* Page
● ● ●
Recommendation and Review: Making Senses Out of Scripture by Mark P. Shea
January 9, 2008 by iMonk
A large part of my ministry is involved in teaching Bible survey to high school students. Last year, I expanded that ministry to teaching an adult Bible survey course. Along the way, I’ve been on the lookout for resources that accomplish some of the important tasks involved in teaching an overview and basic understanding of the Bible. In the past, I’ve recommended books like the Ryken Bible Handbook as helpful to anyone wanting a basic Bible textbook. I’ve also endorsed the ESV Literary Study Bible, which contributes much of the same material in a no-headings Biblical text format.
I’ve been on the lookout for a book that embodies my own approach to the Bible as a whole, resolves some of the important misconceptions and problems people bring to the Bible and, most importantly, containing a basic, readable, thematic overview of the Bible in approximately a hundred pages. Many of you will be surprised to hear that I’ve found an excellent book covering those areas and others in Mark Shea’s Making Senses Out of Scripture.
Yes, Shea is a Roman Catholic writer and apologist. He’s the senior content editor at Catholic Exchange, a well-known podcaster and a popular Catholic writer. If you need your Biblical resources laundered at the Reformation laundry, then you probably should pass. If, however, you can admit that some excellent Biblical scholarship resides among Roman Catholics, you’ll appreciate resources like Making Senses Out of Scripture.
The strongest suit of this book is the first 150 pages, where Shea introduces the concept of revelation, and then moves through the Biblical history in one of the most well-written, short format summaries I’ve ever read. Along the way, Shea pays attention to the covenants and themes of the Old Testament and their fulfillment in the New. This is practicing the Christ-centered approach to the entire Bible in a helpful, easy to follow way.
Shea uses outstanding illustrations to convey what we have in Biblical revelation and how that revelation interprets itself through the “key” of Jesus Christ. The Christ-centeredness of Shea’s summary builds off his understanding of the tensions and unanswered promises of the older Testament. He gives the proper emphasis to Christ as the interpretative answer to various themes raised in the Hebrew Bible.
For the Bible survey teacher who wants his/her students to have the “big picture,” Shea’s book does a good job in a brief and well-written effort. Other books, like The Drama of Scripture, give a book length Biblical overview with far more theological depth. Shea’s overview could be assigned on one day and discussed the next.
The second half of the book deals with the four “senses” of scripture commonly used in Catholic Biblical interpretation: literal, allegorical, moral and anagogical. This discussion, far from being a rehash of St. Thomas Aquinas, teaches the kind of broad and richly suggestive approach to the scriptures we often read in the New Testament itself, as well as in the early church fathers.
● ● ●
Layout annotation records
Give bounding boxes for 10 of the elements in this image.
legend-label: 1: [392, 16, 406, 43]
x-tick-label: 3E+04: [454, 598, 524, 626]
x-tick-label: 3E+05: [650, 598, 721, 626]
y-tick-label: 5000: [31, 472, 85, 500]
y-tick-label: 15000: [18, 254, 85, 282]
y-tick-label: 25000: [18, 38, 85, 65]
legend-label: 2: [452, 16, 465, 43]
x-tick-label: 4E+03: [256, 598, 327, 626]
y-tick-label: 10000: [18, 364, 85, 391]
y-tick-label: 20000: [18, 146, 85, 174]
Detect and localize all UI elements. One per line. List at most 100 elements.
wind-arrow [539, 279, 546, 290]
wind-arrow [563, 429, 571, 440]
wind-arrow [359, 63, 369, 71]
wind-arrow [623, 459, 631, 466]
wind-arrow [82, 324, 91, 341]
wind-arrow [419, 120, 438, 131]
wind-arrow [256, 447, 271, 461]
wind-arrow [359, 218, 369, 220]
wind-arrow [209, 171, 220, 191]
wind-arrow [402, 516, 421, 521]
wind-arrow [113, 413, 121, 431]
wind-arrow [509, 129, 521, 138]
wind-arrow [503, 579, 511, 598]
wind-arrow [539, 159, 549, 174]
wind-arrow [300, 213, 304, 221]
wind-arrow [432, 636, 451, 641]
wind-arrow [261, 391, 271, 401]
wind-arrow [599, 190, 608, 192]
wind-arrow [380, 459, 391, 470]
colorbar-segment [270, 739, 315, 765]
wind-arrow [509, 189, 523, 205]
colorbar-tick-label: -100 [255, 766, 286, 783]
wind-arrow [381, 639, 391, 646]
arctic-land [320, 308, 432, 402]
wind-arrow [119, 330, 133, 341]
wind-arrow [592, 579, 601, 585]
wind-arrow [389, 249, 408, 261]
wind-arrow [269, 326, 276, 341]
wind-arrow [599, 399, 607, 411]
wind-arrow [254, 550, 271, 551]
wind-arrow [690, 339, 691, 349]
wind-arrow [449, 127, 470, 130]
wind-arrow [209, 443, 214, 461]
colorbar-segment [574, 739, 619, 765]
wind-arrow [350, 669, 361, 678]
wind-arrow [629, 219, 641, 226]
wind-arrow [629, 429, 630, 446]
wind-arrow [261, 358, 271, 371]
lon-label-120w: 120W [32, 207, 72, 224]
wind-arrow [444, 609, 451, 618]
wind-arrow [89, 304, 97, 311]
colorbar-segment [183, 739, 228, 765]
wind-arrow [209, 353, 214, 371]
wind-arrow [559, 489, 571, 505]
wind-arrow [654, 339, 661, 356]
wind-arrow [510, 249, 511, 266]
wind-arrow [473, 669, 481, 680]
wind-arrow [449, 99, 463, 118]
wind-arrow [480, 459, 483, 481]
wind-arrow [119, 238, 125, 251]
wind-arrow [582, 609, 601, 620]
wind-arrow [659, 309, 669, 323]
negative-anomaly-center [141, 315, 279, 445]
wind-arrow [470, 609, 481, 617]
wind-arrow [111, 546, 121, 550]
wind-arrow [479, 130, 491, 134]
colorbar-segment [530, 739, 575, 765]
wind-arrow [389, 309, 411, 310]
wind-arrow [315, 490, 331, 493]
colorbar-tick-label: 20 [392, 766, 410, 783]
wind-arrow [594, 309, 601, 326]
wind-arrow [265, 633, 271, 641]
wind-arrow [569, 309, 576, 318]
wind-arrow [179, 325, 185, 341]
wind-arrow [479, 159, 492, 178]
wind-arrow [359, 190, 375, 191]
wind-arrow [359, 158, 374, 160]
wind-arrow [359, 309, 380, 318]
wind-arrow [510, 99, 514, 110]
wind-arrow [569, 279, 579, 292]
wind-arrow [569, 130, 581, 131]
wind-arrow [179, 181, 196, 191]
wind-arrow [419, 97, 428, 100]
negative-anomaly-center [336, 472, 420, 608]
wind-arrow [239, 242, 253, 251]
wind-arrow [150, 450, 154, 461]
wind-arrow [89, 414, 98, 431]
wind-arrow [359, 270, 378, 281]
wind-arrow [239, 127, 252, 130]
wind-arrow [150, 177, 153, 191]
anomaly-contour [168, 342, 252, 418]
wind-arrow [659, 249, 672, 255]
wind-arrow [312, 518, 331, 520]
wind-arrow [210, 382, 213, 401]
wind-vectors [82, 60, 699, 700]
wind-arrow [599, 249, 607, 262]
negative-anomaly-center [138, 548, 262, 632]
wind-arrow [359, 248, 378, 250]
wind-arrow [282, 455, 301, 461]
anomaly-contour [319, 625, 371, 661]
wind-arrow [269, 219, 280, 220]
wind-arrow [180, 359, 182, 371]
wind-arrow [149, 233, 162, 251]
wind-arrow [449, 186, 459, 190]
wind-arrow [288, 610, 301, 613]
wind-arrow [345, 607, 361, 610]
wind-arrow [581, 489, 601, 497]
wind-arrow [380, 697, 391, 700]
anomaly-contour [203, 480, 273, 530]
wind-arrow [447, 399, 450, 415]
● ● ●
* Tasks for this exercise
A) Decide whether each statement agrees with the book review: (i) Shea is the senior content editor at Catholic Exchange; (ii) the reviewer considers the second half the strongest part of the book; (iii) The Drama of Scripture offers less theological depth than Shea's overview. Answer yes or no for each and quote the deciding words of the review.
B) From the book review, reproduce the part that opens with the words containing "The second half" and closes with "early church fathers.", renaming "St. Thomas Aquinas" as "St. Augustine".

* Worked solutions
A)
(i) Yes: "He’s the senior content editor at Catholic Exchange"
(ii) No: "The strongest suit of this book is the first 150 pages"
(iii) No: "give a book length Biblical overview with far more theological depth"

B)
The second half of the book deals with the four “senses” of scripture commonly used in Catholic Biblical interpretation: literal, allegorical, moral and anagogical. This discussion, far from being a rehash of St. Augustine, teaches the kind of broad and richly suggestive approach to the scriptures we often read in the New Testament itself, as well as in the early church fathers.